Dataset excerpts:
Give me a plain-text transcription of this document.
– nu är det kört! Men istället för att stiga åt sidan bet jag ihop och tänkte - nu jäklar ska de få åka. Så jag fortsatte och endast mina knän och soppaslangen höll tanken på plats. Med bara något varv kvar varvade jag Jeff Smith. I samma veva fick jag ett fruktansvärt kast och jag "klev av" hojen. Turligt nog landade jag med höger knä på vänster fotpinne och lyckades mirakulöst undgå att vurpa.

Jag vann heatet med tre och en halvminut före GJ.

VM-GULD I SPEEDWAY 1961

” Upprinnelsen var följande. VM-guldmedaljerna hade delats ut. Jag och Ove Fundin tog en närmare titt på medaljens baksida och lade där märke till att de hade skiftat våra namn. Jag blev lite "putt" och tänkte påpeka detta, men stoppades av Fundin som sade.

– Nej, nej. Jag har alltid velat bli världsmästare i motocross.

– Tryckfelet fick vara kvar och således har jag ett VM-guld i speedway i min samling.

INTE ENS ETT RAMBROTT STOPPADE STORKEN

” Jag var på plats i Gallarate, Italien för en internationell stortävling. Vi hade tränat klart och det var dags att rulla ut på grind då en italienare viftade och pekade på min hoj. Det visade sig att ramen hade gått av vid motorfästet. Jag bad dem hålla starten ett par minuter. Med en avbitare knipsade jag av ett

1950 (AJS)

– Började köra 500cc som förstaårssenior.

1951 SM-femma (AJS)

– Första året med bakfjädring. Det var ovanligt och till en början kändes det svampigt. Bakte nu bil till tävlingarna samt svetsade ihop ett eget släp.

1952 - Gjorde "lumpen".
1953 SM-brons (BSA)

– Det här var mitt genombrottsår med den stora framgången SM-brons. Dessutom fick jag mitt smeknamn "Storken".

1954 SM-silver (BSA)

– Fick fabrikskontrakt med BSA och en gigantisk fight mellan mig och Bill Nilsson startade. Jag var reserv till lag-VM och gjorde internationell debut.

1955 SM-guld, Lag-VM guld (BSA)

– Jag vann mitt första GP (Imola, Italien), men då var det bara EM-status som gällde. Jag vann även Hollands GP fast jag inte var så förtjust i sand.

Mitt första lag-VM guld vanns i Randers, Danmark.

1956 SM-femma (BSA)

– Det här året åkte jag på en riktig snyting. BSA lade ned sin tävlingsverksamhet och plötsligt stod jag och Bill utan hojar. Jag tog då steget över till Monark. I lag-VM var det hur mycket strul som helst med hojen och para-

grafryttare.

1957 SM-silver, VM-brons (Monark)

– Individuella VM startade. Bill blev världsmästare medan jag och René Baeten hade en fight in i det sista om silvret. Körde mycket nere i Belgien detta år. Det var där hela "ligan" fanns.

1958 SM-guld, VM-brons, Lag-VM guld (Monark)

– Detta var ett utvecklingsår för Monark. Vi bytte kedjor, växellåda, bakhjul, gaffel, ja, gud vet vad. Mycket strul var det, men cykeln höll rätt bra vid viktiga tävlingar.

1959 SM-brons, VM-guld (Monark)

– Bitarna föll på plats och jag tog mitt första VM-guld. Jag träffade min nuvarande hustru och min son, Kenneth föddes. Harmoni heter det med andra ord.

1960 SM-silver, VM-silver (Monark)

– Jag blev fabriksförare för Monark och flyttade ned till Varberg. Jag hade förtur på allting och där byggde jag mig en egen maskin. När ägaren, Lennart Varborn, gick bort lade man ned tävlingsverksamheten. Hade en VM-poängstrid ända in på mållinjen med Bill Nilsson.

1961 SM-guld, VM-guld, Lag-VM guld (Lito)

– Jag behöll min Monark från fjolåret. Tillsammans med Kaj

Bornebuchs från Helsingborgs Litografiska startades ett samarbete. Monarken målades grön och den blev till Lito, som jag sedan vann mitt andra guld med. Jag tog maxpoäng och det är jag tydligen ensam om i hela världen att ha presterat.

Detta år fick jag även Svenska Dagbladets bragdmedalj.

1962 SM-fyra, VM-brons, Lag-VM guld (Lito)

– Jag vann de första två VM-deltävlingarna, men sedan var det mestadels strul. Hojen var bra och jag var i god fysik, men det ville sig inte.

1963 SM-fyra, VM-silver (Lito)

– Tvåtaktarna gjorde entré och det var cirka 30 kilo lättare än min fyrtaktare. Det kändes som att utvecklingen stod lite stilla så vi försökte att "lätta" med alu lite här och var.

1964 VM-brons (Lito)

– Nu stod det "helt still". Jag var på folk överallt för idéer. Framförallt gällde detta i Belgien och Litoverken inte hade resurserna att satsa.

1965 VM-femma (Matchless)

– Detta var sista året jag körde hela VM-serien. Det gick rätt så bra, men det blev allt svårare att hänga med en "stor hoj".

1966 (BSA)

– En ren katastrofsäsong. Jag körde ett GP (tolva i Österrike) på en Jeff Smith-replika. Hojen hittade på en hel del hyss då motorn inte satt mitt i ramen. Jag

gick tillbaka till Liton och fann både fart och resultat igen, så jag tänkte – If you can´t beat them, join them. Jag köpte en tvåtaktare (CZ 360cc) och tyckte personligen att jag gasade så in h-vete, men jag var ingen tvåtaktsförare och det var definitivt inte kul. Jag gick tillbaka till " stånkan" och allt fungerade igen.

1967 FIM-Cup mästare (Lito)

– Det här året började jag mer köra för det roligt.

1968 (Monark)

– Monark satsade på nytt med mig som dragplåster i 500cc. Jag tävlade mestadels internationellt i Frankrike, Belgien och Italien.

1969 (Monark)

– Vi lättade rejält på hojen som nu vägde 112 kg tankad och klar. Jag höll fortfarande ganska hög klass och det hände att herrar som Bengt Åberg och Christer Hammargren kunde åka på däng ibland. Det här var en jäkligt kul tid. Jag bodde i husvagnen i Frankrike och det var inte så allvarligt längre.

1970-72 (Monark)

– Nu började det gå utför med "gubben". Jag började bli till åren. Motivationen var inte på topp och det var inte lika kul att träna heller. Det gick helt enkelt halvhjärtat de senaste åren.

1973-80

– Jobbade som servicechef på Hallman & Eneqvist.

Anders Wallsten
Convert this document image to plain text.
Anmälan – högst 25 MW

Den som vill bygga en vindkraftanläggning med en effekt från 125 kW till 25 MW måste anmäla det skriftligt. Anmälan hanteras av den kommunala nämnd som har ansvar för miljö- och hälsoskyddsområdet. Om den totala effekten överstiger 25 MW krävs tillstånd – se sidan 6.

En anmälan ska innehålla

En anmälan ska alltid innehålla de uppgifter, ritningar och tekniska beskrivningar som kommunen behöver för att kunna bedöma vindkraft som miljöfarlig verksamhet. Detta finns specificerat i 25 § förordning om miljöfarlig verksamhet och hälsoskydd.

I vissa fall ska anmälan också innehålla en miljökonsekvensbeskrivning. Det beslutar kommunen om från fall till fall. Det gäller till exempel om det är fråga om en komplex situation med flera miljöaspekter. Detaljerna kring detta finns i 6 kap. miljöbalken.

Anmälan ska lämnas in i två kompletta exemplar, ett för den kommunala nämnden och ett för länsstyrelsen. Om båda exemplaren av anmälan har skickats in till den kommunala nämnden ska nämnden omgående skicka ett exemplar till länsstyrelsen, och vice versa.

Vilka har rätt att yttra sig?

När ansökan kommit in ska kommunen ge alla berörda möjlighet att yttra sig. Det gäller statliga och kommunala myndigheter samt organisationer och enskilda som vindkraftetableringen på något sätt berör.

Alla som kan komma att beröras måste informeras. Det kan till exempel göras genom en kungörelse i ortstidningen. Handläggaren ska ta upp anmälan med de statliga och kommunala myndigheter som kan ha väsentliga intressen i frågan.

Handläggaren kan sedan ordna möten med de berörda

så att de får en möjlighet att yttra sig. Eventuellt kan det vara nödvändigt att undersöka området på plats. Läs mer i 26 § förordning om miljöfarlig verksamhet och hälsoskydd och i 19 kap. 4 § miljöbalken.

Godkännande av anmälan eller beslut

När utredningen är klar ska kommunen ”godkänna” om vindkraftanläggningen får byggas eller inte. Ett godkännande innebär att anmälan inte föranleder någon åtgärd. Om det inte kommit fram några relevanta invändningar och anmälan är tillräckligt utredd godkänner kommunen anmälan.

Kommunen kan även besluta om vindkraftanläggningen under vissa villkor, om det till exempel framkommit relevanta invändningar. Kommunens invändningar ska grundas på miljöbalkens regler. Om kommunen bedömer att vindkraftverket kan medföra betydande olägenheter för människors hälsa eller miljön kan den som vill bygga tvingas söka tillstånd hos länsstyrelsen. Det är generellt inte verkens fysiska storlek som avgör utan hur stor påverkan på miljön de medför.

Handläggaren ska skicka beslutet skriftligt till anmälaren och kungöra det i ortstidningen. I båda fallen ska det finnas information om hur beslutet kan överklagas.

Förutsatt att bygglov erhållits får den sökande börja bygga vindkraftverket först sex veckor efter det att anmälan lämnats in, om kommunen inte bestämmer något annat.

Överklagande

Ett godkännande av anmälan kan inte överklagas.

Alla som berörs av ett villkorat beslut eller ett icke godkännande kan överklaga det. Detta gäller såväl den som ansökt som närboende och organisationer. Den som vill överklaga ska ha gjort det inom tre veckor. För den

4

▶ [What is expected] Which lines above contain the word "veckor"? List them.

▶ [Problem solution]
Förutsatt att bygglov erhållits får den sökande börja bygga vindkraftverket först sex veckor efter det att anmälan lämnats in, om kommunen inte bestämmer något annat.
Alla som berörs av ett villkorat beslut eller ett icke godkännande kan överklaga det. Detta gäller såväl den som ansökt som närboende och organisationer. Den som vill överklaga ska ha gjort det inom tre veckor. För den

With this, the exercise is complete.